Problem details: Print every record below exactly as written.

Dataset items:
────────────────────

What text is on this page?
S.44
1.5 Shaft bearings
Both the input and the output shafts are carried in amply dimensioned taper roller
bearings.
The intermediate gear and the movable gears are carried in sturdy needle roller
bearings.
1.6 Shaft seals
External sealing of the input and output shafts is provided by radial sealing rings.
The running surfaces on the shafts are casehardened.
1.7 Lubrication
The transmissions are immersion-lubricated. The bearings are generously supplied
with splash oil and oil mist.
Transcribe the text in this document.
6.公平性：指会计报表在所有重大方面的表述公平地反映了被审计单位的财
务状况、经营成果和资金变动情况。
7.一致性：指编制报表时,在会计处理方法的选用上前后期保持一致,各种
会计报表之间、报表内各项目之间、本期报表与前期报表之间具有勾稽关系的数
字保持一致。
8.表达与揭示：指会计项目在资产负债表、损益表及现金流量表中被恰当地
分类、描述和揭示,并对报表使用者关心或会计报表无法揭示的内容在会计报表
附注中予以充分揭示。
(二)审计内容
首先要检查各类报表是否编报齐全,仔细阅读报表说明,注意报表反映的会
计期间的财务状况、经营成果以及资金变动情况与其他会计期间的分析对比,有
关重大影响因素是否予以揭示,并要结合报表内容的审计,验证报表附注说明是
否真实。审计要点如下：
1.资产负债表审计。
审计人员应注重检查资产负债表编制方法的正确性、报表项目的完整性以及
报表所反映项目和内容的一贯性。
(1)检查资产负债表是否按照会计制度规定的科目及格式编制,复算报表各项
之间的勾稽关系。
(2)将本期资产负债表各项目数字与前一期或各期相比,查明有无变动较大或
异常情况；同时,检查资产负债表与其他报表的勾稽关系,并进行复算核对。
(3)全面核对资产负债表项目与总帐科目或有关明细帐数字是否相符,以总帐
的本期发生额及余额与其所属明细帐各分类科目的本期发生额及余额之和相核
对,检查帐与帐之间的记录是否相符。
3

────────────────────

Response to the task:
What text is on this page?
S.44
1.5 Shaft bearings
Both the input and the output shafts are carried in amply dimensioned taper roller
bearings.
The intermediate gear and the movable gears are carried in sturdy needle roller
bearings.
1.6 Shaft seals
External sealing of the input and output shafts is provided by radial sealing rings.
The running surfaces on the shafts are casehardened.
1.7 Lubrication
The transmissions are immersion-lubricated. The bearings are generously supplied
with splash oil and oil mist.
Transcribe the text in this document.
6.公平性：指会计报表在所有重大方面的表述公平地反映了被审计单位的财
务状况、经营成果和资金变动情况。
7.一致性：指编制报表时,在会计处理方法的选用上前后期保持一致,各种
会计报表之间、报表内各项目之间、本期报表与前期报表之间具有勾稽关系的数
字保持一致。
8.表达与揭示：指会计项目在资产负债表、损益表及现金流量表中被恰当地
分类、描述和揭示,并对报表使用者关心或会计报表无法揭示的内容在会计报表
附注中予以充分揭示。
(二)审计内容
首先要检查各类报表是否编报齐全,仔细阅读报表说明,注意报表反映的会
计期间的财务状况、经营成果以及资金变动情况与其他会计期间的分析对比,有
关重大影响因素是否予以揭示,并要结合报表内容的审计,验证报表附注说明是
否真实。审计要点如下：
1.资产负债表审计。
审计人员应注重检查资产负债表编制方法的正确性、报表项目的完整性以及
报表所反映项目和内容的一贯性。
(1)检查资产负债表是否按照会计制度规定的科目及格式编制,复算报表各项
之间的勾稽关系。
(2)将本期资产负债表各项目数字与前一期或各期相比,查明有无变动较大或
异常情况；同时,检查资产负债表与其他报表的勾稽关系,并进行复算核对。
(3)全面核对资产负债表项目与总帐科目或有关明细帐数字是否相符,以总帐
的本期发生额及余额与其所属明细帐各分类科目的本期发生额及余额之和相核
对,检查帐与帐之间的记录是否相符。
3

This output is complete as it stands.